> [Exercise prompt]: Your task is to transcribe the data in full.

-*-

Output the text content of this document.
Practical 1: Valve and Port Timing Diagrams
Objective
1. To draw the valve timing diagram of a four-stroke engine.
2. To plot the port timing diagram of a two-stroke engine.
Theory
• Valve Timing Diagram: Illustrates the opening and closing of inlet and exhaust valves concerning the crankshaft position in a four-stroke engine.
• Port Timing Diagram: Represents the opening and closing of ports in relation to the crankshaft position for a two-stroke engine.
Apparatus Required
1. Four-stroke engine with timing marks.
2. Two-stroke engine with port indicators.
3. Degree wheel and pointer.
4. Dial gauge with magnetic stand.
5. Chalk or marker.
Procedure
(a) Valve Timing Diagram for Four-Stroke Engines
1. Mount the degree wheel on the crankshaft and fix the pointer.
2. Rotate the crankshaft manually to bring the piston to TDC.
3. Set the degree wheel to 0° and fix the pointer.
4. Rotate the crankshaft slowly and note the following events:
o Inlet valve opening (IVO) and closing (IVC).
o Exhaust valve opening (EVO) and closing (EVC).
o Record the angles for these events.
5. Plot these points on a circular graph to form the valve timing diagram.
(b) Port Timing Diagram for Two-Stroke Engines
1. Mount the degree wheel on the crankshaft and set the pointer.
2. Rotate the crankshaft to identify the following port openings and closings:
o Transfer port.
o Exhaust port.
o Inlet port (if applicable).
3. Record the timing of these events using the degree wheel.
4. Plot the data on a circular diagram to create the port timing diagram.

-*-

> [Correct response]:
Output the text content of this document.
Practical 1: Valve and Port Timing Diagrams
Objective
1. To draw the valve timing diagram of a four-stroke engine.
2. To plot the port timing diagram of a two-stroke engine.
Theory
• Valve Timing Diagram: Illustrates the opening and closing of inlet and exhaust valves concerning the crankshaft position in a four-stroke engine.
• Port Timing Diagram: Represents the opening and closing of ports in relation to the crankshaft position for a two-stroke engine.
Apparatus Required
1. Four-stroke engine with timing marks.
2. Two-stroke engine with port indicators.
3. Degree wheel and pointer.
4. Dial gauge with magnetic stand.
5. Chalk or marker.
Procedure
(a) Valve Timing Diagram for Four-Stroke Engines
1. Mount the degree wheel on the crankshaft and fix the pointer.
2. Rotate the crankshaft manually to bring the piston to TDC.
3. Set the degree wheel to 0° and fix the pointer.
4. Rotate the crankshaft slowly and note the following events:
o Inlet valve opening (IVO) and closing (IVC).
o Exhaust valve opening (EVO) and closing (EVC).
o Record the angles for these events.
5. Plot these points on a circular graph to form the valve timing diagram.
(b) Port Timing Diagram for Two-Stroke Engines
1. Mount the degree wheel on the crankshaft and set the pointer.
2. Rotate the crankshaft to identify the following port openings and closings:
o Transfer port.
o Exhaust port.
o Inlet port (if applicable).
3. Record the timing of these events using the degree wheel.
4. Plot the data on a circular diagram to create the port timing diagram.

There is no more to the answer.